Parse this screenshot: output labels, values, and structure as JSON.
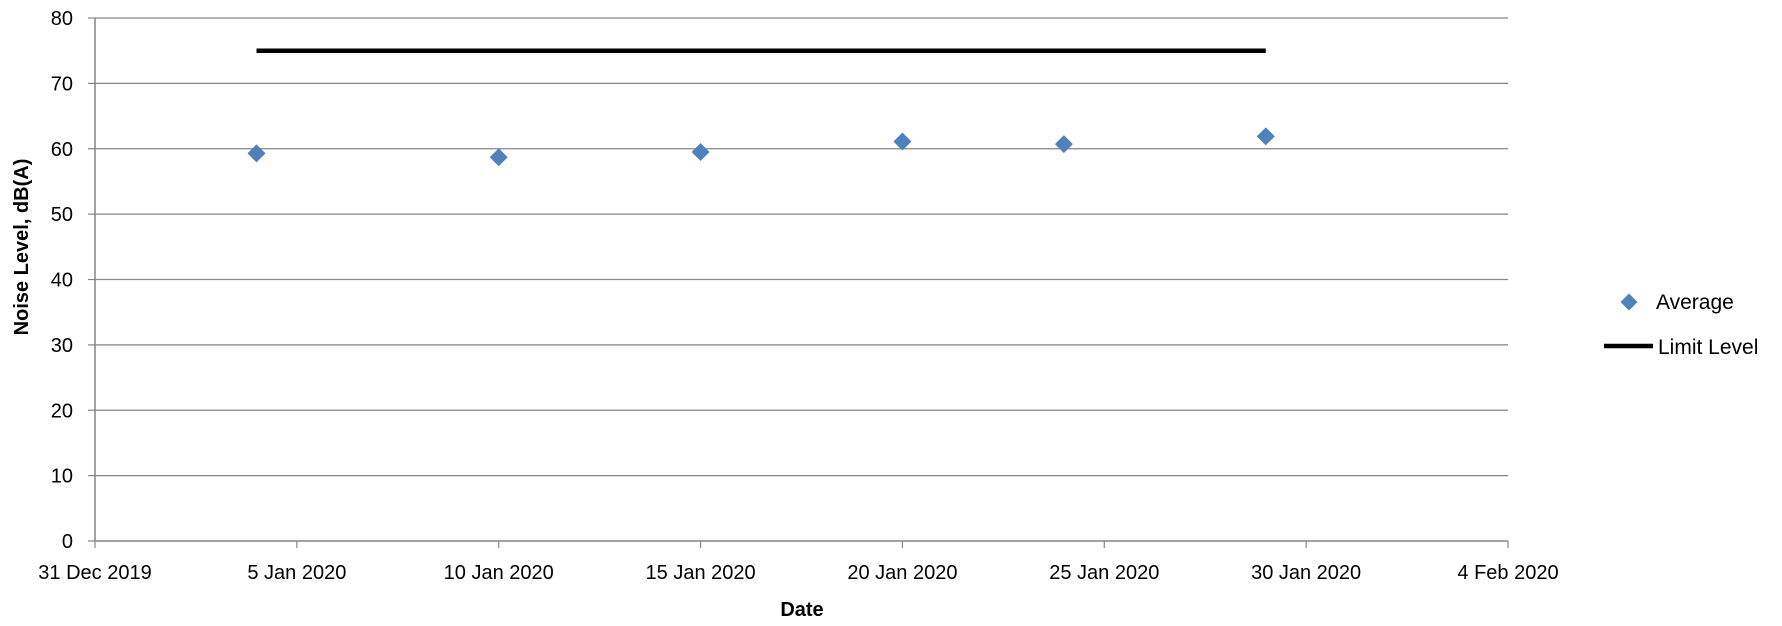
{
  "chart_data": {
    "type": "scatter",
    "title": "",
    "xlabel": "Date",
    "ylabel": "Noise Level, dB(A)",
    "xlim": [
      "2019-12-31",
      "2020-02-04"
    ],
    "ylim": [
      0,
      80
    ],
    "x_ticks": [
      "2019-12-31",
      "2020-01-05",
      "2020-01-10",
      "2020-01-15",
      "2020-01-20",
      "2020-01-25",
      "2020-01-30",
      "2020-02-04"
    ],
    "x_tick_labels": [
      "31 Dec 2019",
      "5 Jan 2020",
      "10 Jan 2020",
      "15 Jan 2020",
      "20 Jan 2020",
      "25 Jan 2020",
      "30 Jan 2020",
      "4 Feb 2020"
    ],
    "y_ticks": [
      0,
      10,
      20,
      30,
      40,
      50,
      60,
      70,
      80
    ],
    "y_tick_labels": [
      "0",
      "10",
      "20",
      "30",
      "40",
      "50",
      "60",
      "70",
      "80"
    ],
    "grid": "horizontal",
    "legend_position": "right",
    "series": [
      {
        "name": "Average",
        "kind": "scatter",
        "marker": "diamond",
        "color": "#4F81BD",
        "x": [
          "2020-01-04",
          "2020-01-10",
          "2020-01-15",
          "2020-01-20",
          "2020-01-24",
          "2020-01-29"
        ],
        "y": [
          59.3,
          58.7,
          59.5,
          61.1,
          60.7,
          61.9
        ]
      },
      {
        "name": "Limit Level",
        "kind": "line",
        "color": "#000000",
        "x": [
          "2020-01-04",
          "2020-01-29"
        ],
        "y": [
          75,
          75
        ]
      }
    ]
  }
}
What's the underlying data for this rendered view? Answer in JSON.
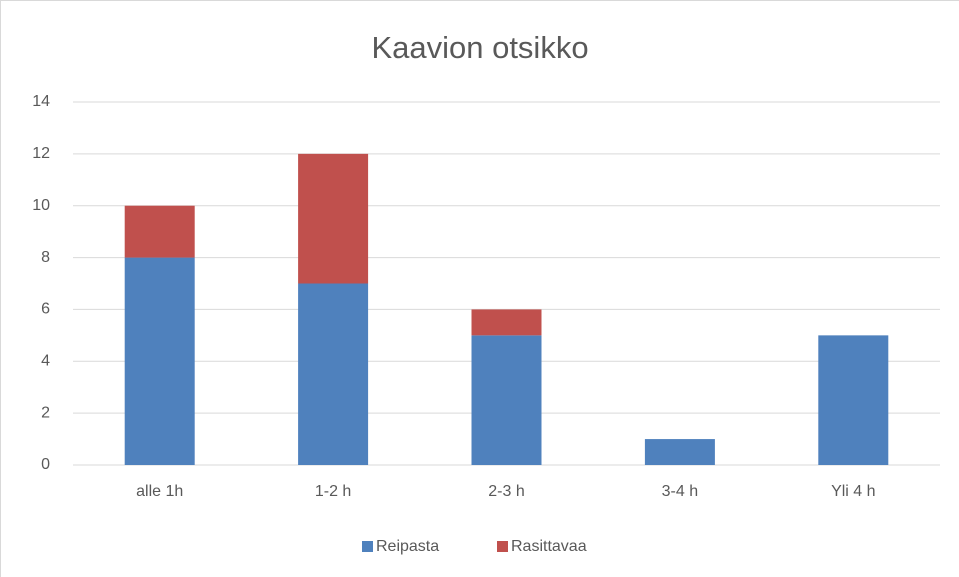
{
  "chart_data": {
    "type": "stacked_bar",
    "title": "Kaavion otsikko",
    "categories": [
      "alle 1h",
      "1-2 h",
      "2-3 h",
      "3-4 h",
      "Yli 4 h"
    ],
    "series": [
      {
        "name": "Reipasta",
        "color": "#4f81bd",
        "values": [
          8,
          7,
          5,
          1,
          5
        ]
      },
      {
        "name": "Rasittavaa",
        "color": "#c0504d",
        "values": [
          2,
          5,
          1,
          0,
          0
        ]
      }
    ],
    "ylim": [
      0,
      14
    ],
    "yticks": [
      0,
      2,
      4,
      6,
      8,
      10,
      12,
      14
    ],
    "grid": true,
    "legend": "bottom"
  }
}
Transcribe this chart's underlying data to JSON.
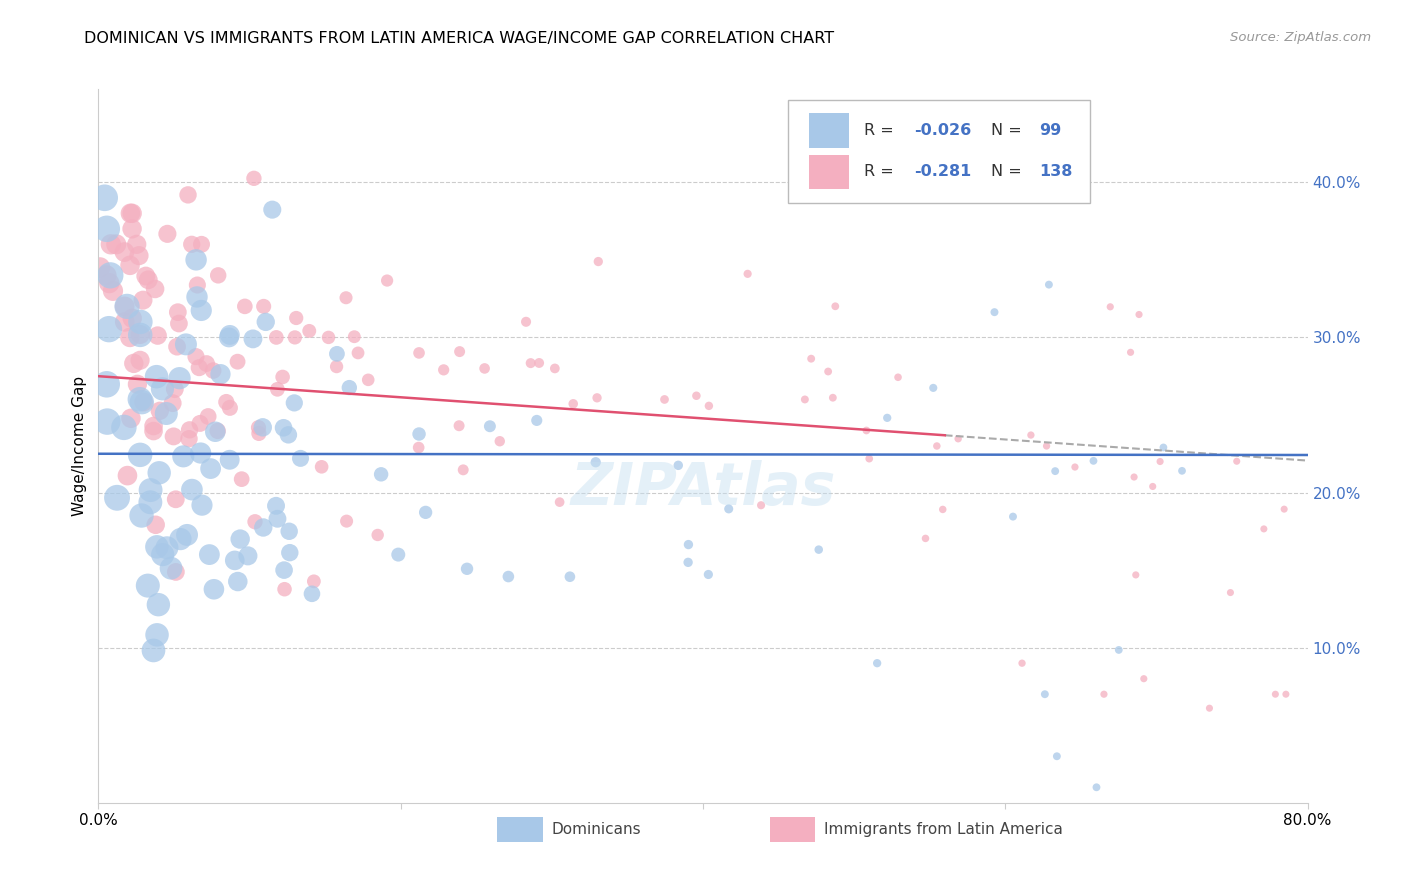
{
  "title": "DOMINICAN VS IMMIGRANTS FROM LATIN AMERICA WAGE/INCOME GAP CORRELATION CHART",
  "source": "Source: ZipAtlas.com",
  "ylabel": "Wage/Income Gap",
  "right_yticks": [
    "40.0%",
    "30.0%",
    "20.0%",
    "10.0%"
  ],
  "right_ytick_vals": [
    0.4,
    0.3,
    0.2,
    0.1
  ],
  "legend_label1": "Dominicans",
  "legend_label2": "Immigrants from Latin America",
  "R1": "-0.026",
  "N1": "99",
  "R2": "-0.281",
  "N2": "138",
  "color1": "#a8c8e8",
  "color2": "#f4afc0",
  "line_color1": "#4472c4",
  "line_color2": "#e05070",
  "watermark": "ZIPAtlas",
  "background": "#ffffff",
  "grid_color": "#cccccc",
  "legend_text_color": "#4472c4",
  "xlim": [
    0,
    0.8
  ],
  "ylim": [
    0,
    0.46
  ]
}
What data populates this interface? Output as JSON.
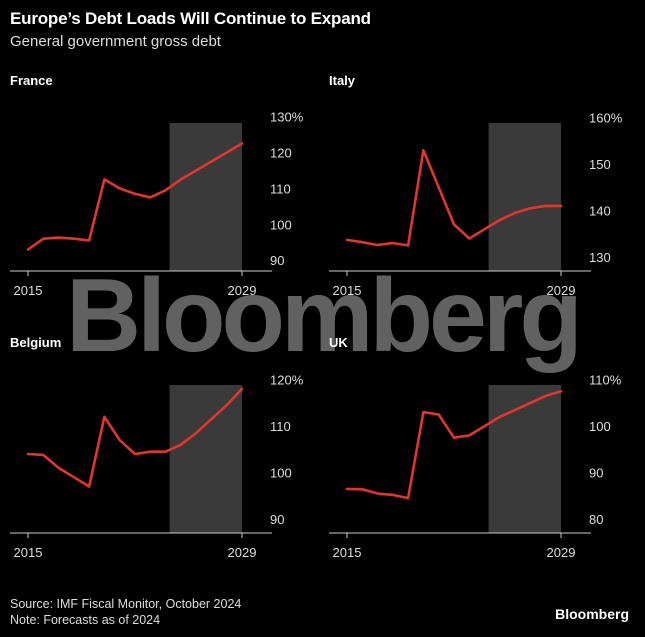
---*---
## Given problem:
Write out exactly the lines beginning with the line that holds "What's the underlying" and ending with the final line of the data, both ends included, without the pictures.

## Solution:
What's the underlying data for this rendered view? Answer in JSON.
{
  "chart_data": {
    "type": "stacked_bar",
    "title": "Kaavion otsikko",
    "categories": [
      "alle 1h",
      "1-2 h",
      "2-3 h",
      "3-4 h",
      "Yli 4 h"
    ],
    "series": [
      {
        "name": "Reipasta",
        "color": "#4f81bd",
        "values": [
          8,
          7,
          5,
          1,
          5
        ]
      },
      {
        "name": "Rasittavaa",
        "color": "#c0504d",
        "values": [
          2,
          5,
          1,
          0,
          0
        ]
      }
    ],
    "ylim": [
      0,
      14
    ],
    "yticks": [
      0,
      2,
      4,
      6,
      8,
      10,
      12,
      14
    ],
    "grid": true,
    "legend": "bottom"
  }
}
Transcribe this chart's underlying data to JSON.
{
  "title": "DOMINICAN VS IMMIGRANTS FROM LATIN AMERICA WAGE/INCOME GAP CORRELATION CHART",
  "source": "Source: ZipAtlas.com",
  "ylabel": "Wage/Income Gap",
  "right_yticks": [
    "40.0%",
    "30.0%",
    "20.0%",
    "10.0%"
  ],
  "right_ytick_vals": [
    0.4,
    0.3,
    0.2,
    0.1
  ],
  "legend_label1": "Dominicans",
  "legend_label2": "Immigrants from Latin America",
  "R1": "-0.026",
  "N1": "99",
  "R2": "-0.281",
  "N2": "138",
  "color1": "#a8c8e8",
  "color2": "#f4afc0",
  "line_color1": "#4472c4",
  "line_color2": "#e05070",
  "watermark": "ZIPAtlas",
  "background": "#ffffff",
  "grid_color": "#cccccc",
  "legend_text_color": "#4472c4",
  "xlim": [
    0,
    0.8
  ],
  "ylim": [
    0,
    0.46
  ]
}
What data populates this interface? Output as JSON.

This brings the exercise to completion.